◆ Requirement
Please reproduce all of the entries below line for line, without changing anything.

Stored items:
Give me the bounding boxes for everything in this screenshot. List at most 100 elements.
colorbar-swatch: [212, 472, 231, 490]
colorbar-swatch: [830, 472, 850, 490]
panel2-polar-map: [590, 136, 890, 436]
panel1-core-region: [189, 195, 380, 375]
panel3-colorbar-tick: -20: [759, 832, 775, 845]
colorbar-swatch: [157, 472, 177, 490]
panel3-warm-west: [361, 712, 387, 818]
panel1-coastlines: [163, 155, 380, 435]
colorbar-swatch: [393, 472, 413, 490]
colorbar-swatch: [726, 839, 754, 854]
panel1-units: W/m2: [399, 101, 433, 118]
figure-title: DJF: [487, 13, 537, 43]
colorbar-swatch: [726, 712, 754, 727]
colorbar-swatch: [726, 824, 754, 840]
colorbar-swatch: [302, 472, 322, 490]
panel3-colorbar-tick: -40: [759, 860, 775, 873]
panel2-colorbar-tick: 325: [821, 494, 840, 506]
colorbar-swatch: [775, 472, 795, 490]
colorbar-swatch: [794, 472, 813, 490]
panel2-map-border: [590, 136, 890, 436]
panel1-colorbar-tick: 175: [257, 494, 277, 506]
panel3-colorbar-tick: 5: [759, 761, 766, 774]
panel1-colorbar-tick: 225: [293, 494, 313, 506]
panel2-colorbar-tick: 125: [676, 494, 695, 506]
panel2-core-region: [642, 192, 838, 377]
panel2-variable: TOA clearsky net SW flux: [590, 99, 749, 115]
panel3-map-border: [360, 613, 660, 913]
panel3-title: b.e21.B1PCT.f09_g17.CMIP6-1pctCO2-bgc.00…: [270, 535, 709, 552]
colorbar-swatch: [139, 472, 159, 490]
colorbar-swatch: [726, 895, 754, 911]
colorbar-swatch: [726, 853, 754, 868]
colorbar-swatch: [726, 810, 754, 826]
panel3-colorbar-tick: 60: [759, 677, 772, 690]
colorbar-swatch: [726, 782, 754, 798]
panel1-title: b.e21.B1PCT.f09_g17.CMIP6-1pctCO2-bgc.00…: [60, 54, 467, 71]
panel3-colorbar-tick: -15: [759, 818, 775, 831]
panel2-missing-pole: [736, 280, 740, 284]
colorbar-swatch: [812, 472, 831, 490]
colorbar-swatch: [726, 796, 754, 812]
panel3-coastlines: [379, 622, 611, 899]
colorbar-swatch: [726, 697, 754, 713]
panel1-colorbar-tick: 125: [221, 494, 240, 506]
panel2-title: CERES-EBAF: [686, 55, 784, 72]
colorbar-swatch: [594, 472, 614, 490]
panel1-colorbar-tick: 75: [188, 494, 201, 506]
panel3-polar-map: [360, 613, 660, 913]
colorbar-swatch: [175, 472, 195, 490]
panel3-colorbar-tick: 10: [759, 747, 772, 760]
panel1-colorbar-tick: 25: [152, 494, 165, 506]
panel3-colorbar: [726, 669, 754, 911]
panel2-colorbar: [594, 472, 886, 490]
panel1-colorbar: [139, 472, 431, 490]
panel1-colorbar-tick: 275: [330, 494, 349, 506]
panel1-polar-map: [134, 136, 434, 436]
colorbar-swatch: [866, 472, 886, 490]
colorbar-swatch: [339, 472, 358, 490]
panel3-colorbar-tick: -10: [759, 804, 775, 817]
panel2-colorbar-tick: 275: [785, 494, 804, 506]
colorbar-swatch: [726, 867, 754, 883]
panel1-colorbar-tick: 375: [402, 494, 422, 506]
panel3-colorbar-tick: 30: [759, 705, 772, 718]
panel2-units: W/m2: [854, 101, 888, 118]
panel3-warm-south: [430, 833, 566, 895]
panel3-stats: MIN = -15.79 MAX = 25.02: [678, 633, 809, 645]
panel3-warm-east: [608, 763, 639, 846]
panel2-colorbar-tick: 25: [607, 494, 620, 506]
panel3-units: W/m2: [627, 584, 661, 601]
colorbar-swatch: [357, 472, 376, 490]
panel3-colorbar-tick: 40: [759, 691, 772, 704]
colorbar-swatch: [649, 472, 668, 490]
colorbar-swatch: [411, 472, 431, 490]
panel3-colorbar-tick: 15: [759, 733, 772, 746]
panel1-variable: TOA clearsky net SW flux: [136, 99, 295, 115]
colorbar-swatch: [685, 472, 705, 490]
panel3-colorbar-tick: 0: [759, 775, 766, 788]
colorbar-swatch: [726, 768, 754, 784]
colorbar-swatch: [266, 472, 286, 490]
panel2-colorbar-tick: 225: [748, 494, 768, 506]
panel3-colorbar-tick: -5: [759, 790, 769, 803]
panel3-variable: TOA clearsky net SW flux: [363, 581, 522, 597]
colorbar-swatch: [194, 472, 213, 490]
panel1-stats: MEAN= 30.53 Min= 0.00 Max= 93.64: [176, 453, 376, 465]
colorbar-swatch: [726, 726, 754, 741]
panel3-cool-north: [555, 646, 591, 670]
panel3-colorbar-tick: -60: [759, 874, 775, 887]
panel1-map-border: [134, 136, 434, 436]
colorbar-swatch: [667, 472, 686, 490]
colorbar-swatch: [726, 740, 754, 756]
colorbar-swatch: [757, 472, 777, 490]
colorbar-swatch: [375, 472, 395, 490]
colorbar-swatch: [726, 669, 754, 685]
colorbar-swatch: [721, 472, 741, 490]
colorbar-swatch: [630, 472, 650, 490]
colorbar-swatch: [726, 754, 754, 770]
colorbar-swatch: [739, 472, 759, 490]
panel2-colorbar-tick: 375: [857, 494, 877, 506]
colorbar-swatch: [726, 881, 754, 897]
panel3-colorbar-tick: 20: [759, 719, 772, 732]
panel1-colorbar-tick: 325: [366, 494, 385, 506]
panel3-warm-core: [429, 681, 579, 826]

◆ Task response
Give me the bounding boxes for everything in this screenshot. List at most 100 elements.
colorbar-swatch: [212, 472, 231, 490]
colorbar-swatch: [830, 472, 850, 490]
panel2-polar-map: [590, 136, 890, 436]
panel1-core-region: [189, 195, 380, 375]
panel3-colorbar-tick: -20: [759, 832, 775, 845]
colorbar-swatch: [157, 472, 177, 490]
panel3-warm-west: [361, 712, 387, 818]
panel1-coastlines: [163, 155, 380, 435]
colorbar-swatch: [393, 472, 413, 490]
colorbar-swatch: [726, 839, 754, 854]
panel1-units: W/m2: [399, 101, 433, 118]
figure-title: DJF: [487, 13, 537, 43]
colorbar-swatch: [726, 712, 754, 727]
colorbar-swatch: [726, 824, 754, 840]
colorbar-swatch: [302, 472, 322, 490]
panel3-colorbar-tick: -40: [759, 860, 775, 873]
panel2-colorbar-tick: 325: [821, 494, 840, 506]
colorbar-swatch: [775, 472, 795, 490]
colorbar-swatch: [794, 472, 813, 490]
panel2-map-border: [590, 136, 890, 436]
panel1-colorbar-tick: 175: [257, 494, 277, 506]
panel3-colorbar-tick: 5: [759, 761, 766, 774]
panel1-colorbar-tick: 225: [293, 494, 313, 506]
panel2-colorbar-tick: 125: [676, 494, 695, 506]
panel2-core-region: [642, 192, 838, 377]
panel2-variable: TOA clearsky net SW flux: [590, 99, 749, 115]
panel3-map-border: [360, 613, 660, 913]
panel3-title: b.e21.B1PCT.f09_g17.CMIP6-1pctCO2-bgc.00…: [270, 535, 709, 552]
colorbar-swatch: [139, 472, 159, 490]
colorbar-swatch: [726, 895, 754, 911]
colorbar-swatch: [726, 853, 754, 868]
colorbar-swatch: [726, 810, 754, 826]
panel3-colorbar-tick: 60: [759, 677, 772, 690]
colorbar-swatch: [726, 782, 754, 798]
panel1-title: b.e21.B1PCT.f09_g17.CMIP6-1pctCO2-bgc.00…: [60, 54, 467, 71]
panel3-colorbar-tick: -15: [759, 818, 775, 831]
panel2-missing-pole: [736, 280, 740, 284]
colorbar-swatch: [812, 472, 831, 490]
colorbar-swatch: [726, 796, 754, 812]
panel3-coastlines: [379, 622, 611, 899]
colorbar-swatch: [726, 697, 754, 713]
panel1-colorbar-tick: 125: [221, 494, 240, 506]
panel2-title: CERES-EBAF: [686, 55, 784, 72]
colorbar-swatch: [594, 472, 614, 490]
panel1-colorbar-tick: 75: [188, 494, 201, 506]
panel3-polar-map: [360, 613, 660, 913]
colorbar-swatch: [175, 472, 195, 490]
panel3-colorbar-tick: 10: [759, 747, 772, 760]
panel1-colorbar-tick: 25: [152, 494, 165, 506]
panel3-colorbar: [726, 669, 754, 911]
panel2-colorbar: [594, 472, 886, 490]
panel1-colorbar: [139, 472, 431, 490]
panel1-colorbar-tick: 275: [330, 494, 349, 506]
panel1-polar-map: [134, 136, 434, 436]
colorbar-swatch: [866, 472, 886, 490]
colorbar-swatch: [339, 472, 358, 490]
panel3-colorbar-tick: -10: [759, 804, 775, 817]
panel2-colorbar-tick: 275: [785, 494, 804, 506]
colorbar-swatch: [726, 867, 754, 883]
panel1-colorbar-tick: 375: [402, 494, 422, 506]
panel3-colorbar-tick: 30: [759, 705, 772, 718]
panel2-units: W/m2: [854, 101, 888, 118]
panel3-warm-south: [430, 833, 566, 895]
panel3-stats: MIN = -15.79 MAX = 25.02: [678, 633, 809, 645]
panel3-warm-east: [608, 763, 639, 846]
panel2-colorbar-tick: 25: [607, 494, 620, 506]
panel3-units: W/m2: [627, 584, 661, 601]
colorbar-swatch: [357, 472, 376, 490]
panel3-colorbar-tick: 40: [759, 691, 772, 704]
colorbar-swatch: [649, 472, 668, 490]
colorbar-swatch: [411, 472, 431, 490]
panel3-colorbar-tick: 15: [759, 733, 772, 746]
panel1-variable: TOA clearsky net SW flux: [136, 99, 295, 115]
colorbar-swatch: [685, 472, 705, 490]
panel3-colorbar-tick: 0: [759, 775, 766, 788]
colorbar-swatch: [726, 768, 754, 784]
colorbar-swatch: [266, 472, 286, 490]
panel2-colorbar-tick: 225: [748, 494, 768, 506]
panel3-colorbar-tick: -5: [759, 790, 769, 803]
panel3-variable: TOA clearsky net SW flux: [363, 581, 522, 597]
colorbar-swatch: [194, 472, 213, 490]
panel1-stats: MEAN= 30.53 Min= 0.00 Max= 93.64: [176, 453, 376, 465]
colorbar-swatch: [726, 726, 754, 741]
panel3-cool-north: [555, 646, 591, 670]
panel3-colorbar-tick: -60: [759, 874, 775, 887]
panel1-map-border: [134, 136, 434, 436]
colorbar-swatch: [667, 472, 686, 490]
colorbar-swatch: [726, 740, 754, 756]
colorbar-swatch: [757, 472, 777, 490]
colorbar-swatch: [375, 472, 395, 490]
colorbar-swatch: [726, 669, 754, 685]
colorbar-swatch: [721, 472, 741, 490]
colorbar-swatch: [630, 472, 650, 490]
colorbar-swatch: [726, 754, 754, 770]
colorbar-swatch: [739, 472, 759, 490]
panel2-colorbar-tick: 375: [857, 494, 877, 506]
colorbar-swatch: [726, 881, 754, 897]
panel3-colorbar-tick: 20: [759, 719, 772, 732]
panel1-colorbar-tick: 325: [366, 494, 385, 506]
panel3-warm-core: [429, 681, 579, 826]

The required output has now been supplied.